PASSAGE TO READ.
· · · ·
Session number: This is the number of the session. So if this data has been written once before (since the last time you cleared your cookies) then this number will be 2. 


UTMB and UTMC are both session identifiers. Generally these just contain the domain hash, and (in B's case) some times some additional values. The key with these two cookies is in their expiry date. UTMB expires after 30 minutes—unless it is re-written—indicating the end of a session. The UTMC expires when the user closes the browser. If either of these cookies expires then GA knows to end the session for that visitor.



UTMV allows you to place custom variables via SetVar. It consists of the domain hash, followed by the custom variable.


utmz=123456789.1234567890.1.1.utmcsr=[source]|utmgclid=[ad click id]|utmccn=[campaign]|utmcmd=…

UTMZ sets your visitor segmentation, and contains all of that fancy information about sources and campaigns that you love to look at.
· · · ·
QUESTIONS ON THE MATERIAL.
1. According to the passage on cookies, when does UTMB expire?
2. Extract the part of the passage on cookies from "UTMB and UTMC" up to and including "the custom variable.".
3. Decide whether each statement agrees with the passage on cookies. Answer yes or no, and quote the words that decide it.
(a) UTMC expires when the user closes the browser.
(b) UTMV consists of a custom variable followed by the domain hash.
(c) If the data has been written once before since cookies were last cleared, the session number will be 2.

RECORDED INFORMATION.
· · · ·
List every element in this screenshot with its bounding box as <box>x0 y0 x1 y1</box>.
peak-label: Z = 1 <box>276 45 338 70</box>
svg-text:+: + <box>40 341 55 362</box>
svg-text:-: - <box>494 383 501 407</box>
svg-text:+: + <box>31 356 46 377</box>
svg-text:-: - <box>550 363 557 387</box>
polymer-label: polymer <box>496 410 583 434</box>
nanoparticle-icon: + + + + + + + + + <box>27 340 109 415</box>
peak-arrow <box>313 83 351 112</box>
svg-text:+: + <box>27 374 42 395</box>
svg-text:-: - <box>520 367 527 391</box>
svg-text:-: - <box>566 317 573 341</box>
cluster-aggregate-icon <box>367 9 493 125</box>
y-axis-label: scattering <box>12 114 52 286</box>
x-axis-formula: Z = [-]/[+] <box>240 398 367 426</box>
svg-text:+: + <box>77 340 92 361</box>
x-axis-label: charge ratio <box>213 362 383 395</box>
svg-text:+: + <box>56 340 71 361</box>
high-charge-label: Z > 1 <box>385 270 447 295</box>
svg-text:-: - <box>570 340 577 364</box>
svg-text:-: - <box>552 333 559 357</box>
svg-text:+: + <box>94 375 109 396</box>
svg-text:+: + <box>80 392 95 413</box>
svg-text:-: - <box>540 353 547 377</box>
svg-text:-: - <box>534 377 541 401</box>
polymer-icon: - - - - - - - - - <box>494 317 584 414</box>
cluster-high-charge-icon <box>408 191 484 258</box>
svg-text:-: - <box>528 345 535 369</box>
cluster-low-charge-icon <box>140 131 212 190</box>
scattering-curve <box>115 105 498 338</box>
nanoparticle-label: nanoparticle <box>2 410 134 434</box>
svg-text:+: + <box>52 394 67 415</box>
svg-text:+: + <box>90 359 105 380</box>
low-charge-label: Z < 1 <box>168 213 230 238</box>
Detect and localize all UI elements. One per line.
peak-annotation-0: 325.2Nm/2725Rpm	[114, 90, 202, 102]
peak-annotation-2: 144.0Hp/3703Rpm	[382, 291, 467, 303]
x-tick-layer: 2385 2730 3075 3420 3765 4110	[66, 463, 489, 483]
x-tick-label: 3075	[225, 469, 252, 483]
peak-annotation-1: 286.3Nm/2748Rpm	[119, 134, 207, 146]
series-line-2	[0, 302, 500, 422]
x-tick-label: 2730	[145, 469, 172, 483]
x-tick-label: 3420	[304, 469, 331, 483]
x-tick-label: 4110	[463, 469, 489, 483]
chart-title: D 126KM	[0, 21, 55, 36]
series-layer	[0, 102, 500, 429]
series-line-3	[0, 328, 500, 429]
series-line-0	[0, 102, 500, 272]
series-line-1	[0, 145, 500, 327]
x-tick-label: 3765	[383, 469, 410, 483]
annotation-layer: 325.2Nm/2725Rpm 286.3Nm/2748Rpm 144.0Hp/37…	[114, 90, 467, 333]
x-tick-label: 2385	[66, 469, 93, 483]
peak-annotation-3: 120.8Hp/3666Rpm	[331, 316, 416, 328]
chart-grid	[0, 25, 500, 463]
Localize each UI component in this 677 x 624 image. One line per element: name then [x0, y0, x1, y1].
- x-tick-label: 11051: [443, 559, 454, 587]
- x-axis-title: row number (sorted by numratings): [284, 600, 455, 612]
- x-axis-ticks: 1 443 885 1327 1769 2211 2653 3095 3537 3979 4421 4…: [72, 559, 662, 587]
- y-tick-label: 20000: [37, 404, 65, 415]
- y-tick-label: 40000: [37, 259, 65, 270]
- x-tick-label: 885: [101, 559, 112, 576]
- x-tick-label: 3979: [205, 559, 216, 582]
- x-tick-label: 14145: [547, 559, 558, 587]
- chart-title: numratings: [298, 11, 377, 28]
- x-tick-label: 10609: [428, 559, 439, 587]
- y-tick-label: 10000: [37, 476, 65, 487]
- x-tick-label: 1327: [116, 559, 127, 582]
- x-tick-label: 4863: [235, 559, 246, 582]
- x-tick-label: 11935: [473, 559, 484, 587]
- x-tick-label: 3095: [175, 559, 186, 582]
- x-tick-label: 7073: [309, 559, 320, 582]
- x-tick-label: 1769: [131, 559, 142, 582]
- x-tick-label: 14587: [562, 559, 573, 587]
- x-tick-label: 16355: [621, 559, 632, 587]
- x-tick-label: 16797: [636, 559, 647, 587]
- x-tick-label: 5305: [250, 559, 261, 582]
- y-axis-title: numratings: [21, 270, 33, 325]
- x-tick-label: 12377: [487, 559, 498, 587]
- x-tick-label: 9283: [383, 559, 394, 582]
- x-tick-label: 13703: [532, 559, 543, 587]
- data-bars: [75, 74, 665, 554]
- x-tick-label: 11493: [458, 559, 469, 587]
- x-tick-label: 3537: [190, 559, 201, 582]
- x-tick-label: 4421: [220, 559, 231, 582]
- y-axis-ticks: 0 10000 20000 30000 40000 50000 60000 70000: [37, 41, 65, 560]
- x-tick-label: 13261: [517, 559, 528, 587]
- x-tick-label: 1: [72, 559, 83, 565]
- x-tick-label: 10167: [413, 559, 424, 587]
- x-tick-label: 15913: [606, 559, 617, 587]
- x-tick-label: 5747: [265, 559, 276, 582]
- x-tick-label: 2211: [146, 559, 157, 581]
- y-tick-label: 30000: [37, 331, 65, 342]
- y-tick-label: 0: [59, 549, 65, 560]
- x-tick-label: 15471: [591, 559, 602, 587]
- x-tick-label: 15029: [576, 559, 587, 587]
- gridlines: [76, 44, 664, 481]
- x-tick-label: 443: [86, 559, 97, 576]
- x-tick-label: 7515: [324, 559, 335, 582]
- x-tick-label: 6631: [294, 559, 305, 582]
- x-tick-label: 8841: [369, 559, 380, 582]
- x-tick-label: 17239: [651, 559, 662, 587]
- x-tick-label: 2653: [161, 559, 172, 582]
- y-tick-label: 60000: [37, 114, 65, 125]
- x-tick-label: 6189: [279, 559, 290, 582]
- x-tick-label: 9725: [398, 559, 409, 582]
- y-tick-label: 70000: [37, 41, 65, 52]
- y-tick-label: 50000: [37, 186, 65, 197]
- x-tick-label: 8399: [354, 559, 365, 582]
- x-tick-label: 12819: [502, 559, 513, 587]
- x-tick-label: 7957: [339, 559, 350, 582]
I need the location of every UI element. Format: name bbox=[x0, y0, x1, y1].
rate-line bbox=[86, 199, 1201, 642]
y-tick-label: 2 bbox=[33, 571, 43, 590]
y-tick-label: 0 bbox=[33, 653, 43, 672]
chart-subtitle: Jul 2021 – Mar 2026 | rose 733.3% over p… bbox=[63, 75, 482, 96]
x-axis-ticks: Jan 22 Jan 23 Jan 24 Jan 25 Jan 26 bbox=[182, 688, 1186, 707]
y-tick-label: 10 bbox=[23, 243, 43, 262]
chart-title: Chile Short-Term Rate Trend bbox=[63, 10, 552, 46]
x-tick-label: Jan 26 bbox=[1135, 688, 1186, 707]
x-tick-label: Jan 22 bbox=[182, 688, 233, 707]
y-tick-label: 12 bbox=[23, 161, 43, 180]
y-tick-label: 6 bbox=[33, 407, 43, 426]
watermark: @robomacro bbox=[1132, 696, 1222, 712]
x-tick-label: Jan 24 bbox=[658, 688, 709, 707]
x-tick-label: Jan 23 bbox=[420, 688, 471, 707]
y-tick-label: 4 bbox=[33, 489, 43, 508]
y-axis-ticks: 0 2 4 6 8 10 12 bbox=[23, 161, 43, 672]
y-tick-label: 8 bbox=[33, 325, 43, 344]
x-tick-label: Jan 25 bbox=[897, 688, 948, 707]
· · · ·
ACTIVITY ANSWERS.
1. UTMB expires after 30 minutes, unless it is re-written.

2.
UTMB and UTMC are both session identifiers. Generally these just contain the domain hash, and (in B's case) some times some additional values. The key with these two cookies is in their expiry date. UTMB expires after 30 minutes—unless it is re-written—indicating the end of a session. The UTMC expires when the user closes the browser. If either of these cookies expires then GA knows to end the session for that visitor.



UTMV allows you to place custom variables via SetVar. It consists of the domain hash, followed by the custom variable.

3.
(a) Yes: "The UTMC expires when the user closes the browser."
(b) No: "It consists of the domain hash, followed by the custom variable."
(c) Yes: "So if this data has been written once before (since the last time you cleared your cookies) then this number will be 2."